Write out each line from the data below that includes the word "condition".
======== Entries
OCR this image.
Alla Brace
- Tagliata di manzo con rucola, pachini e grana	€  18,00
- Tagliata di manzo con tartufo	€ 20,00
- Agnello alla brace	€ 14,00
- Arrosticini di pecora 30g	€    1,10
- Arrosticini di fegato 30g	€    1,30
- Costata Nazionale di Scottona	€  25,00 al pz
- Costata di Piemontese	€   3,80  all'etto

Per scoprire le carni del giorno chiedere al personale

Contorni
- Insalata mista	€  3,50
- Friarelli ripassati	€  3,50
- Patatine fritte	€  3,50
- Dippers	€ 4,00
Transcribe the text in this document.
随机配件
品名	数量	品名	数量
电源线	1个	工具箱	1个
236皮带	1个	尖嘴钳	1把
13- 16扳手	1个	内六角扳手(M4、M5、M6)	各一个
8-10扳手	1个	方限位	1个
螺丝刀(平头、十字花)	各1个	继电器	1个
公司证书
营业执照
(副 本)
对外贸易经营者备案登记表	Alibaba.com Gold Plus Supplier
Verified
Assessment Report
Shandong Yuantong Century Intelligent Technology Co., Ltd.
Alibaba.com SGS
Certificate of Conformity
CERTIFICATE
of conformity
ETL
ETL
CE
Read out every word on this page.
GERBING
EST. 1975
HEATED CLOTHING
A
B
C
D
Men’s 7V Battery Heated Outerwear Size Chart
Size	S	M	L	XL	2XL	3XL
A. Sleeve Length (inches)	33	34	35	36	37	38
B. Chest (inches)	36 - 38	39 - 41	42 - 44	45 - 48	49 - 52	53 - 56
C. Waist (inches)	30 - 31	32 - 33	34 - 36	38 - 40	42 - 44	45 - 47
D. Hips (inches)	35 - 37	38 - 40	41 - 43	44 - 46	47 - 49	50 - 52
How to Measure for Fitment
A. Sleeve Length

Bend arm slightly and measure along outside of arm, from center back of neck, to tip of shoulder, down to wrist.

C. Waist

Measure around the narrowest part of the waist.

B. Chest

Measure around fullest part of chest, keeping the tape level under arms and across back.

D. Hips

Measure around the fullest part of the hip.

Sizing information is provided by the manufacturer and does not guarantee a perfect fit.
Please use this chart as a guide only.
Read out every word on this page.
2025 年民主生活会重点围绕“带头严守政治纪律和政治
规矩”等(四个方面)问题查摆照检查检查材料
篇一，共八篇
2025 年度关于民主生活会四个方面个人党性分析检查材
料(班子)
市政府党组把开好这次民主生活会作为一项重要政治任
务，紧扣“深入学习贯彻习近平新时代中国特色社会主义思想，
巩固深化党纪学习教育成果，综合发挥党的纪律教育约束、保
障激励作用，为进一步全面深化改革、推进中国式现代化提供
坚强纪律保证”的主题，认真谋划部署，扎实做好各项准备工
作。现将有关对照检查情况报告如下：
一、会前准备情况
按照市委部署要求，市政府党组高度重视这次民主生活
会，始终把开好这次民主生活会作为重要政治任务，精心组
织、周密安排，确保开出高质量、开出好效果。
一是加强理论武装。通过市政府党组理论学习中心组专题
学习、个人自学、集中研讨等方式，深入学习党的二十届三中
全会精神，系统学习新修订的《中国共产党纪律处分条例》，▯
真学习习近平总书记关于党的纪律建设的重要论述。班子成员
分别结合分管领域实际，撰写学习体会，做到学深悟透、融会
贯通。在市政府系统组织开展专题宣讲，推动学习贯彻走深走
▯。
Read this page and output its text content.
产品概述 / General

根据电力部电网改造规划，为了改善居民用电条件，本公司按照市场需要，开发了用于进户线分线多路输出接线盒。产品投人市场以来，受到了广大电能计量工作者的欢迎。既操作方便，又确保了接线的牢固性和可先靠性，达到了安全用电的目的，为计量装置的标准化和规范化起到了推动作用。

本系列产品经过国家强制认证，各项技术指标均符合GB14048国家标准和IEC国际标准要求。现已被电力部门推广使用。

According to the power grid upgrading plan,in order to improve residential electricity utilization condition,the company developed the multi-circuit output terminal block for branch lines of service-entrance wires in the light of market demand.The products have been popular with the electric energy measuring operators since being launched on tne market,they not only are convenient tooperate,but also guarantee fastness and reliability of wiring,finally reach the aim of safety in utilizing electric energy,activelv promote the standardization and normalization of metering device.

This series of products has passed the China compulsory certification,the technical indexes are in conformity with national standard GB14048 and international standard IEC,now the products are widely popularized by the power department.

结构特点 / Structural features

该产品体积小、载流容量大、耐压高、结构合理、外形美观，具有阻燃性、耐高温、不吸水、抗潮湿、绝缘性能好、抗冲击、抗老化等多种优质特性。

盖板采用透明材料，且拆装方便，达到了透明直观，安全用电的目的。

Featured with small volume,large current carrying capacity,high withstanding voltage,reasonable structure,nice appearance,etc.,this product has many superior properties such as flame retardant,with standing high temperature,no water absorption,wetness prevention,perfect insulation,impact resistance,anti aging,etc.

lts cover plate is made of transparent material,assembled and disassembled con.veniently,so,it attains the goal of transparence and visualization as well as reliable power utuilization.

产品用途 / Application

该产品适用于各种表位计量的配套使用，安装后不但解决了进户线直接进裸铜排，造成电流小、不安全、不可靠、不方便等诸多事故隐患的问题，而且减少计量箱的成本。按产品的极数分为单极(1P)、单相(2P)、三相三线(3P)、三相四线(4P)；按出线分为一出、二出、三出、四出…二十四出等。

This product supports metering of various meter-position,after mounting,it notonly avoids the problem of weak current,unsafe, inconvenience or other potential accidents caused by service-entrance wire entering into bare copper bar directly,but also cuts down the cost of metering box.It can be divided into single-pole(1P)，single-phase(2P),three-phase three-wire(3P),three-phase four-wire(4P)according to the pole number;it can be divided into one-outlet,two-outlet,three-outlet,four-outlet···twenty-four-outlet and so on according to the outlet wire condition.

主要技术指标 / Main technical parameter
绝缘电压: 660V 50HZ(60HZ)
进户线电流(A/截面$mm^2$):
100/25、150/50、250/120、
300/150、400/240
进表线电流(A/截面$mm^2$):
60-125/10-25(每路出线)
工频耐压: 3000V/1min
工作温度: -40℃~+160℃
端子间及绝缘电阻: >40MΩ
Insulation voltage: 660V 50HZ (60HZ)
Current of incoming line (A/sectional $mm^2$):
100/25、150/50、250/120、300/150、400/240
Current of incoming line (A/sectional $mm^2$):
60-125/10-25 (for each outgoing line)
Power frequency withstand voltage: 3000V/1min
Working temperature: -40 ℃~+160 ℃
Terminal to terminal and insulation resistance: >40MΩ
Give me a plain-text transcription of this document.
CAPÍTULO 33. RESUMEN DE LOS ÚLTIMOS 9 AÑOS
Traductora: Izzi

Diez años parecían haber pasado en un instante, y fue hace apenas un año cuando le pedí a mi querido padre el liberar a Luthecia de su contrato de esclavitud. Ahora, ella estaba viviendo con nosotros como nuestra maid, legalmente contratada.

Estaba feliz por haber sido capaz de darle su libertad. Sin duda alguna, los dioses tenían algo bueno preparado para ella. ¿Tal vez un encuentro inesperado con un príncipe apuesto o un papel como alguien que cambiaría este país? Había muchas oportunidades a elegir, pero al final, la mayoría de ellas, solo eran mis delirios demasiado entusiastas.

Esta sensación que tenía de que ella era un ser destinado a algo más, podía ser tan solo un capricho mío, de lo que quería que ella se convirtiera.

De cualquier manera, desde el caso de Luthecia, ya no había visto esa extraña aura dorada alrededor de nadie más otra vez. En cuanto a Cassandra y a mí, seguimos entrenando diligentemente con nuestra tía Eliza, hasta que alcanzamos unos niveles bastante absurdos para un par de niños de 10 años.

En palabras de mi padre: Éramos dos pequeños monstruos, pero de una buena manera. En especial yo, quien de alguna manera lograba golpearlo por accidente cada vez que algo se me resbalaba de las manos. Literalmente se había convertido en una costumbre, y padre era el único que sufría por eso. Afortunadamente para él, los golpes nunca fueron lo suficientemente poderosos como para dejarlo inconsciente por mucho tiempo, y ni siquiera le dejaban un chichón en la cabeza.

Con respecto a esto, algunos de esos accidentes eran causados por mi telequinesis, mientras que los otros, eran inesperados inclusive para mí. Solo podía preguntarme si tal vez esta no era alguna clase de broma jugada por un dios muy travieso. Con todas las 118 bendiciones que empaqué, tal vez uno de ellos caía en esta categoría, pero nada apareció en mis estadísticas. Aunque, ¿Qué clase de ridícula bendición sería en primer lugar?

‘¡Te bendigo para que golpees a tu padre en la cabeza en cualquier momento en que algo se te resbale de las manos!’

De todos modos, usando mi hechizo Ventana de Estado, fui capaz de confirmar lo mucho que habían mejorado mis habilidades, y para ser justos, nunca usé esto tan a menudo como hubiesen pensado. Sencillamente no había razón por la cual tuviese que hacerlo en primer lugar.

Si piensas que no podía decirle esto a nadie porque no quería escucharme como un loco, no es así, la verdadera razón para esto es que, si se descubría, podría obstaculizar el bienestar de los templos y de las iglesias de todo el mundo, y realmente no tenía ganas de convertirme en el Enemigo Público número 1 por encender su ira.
================
### Response
According to the power grid upgrading plan,in order to improve residential electricity utilization condition,the company developed the multi-circuit output terminal block for branch lines of service-entrance wires in the light of market demand.The products have been popular with the electric energy measuring operators since being launched on tne market,they not only are convenient tooperate,but also guarantee fastness and reliability of wiring,finally reach the aim of safety in utilizing electric energy,activelv promote the standardization and normalization of metering device.
This product supports metering of various meter-position,after mounting,it notonly avoids the problem of weak current,unsafe, inconvenience or other potential accidents caused by service-entrance wire entering into bare copper bar directly,but also cuts down the cost of metering box.It can be divided into single-pole(1P)，single-phase(2P),three-phase three-wire(3P),three-phase four-wire(4P)according to the pole number;it can be divided into one-outlet,two-outlet,three-outlet,four-outlet···twenty-four-outlet and so on according to the outlet wire condition.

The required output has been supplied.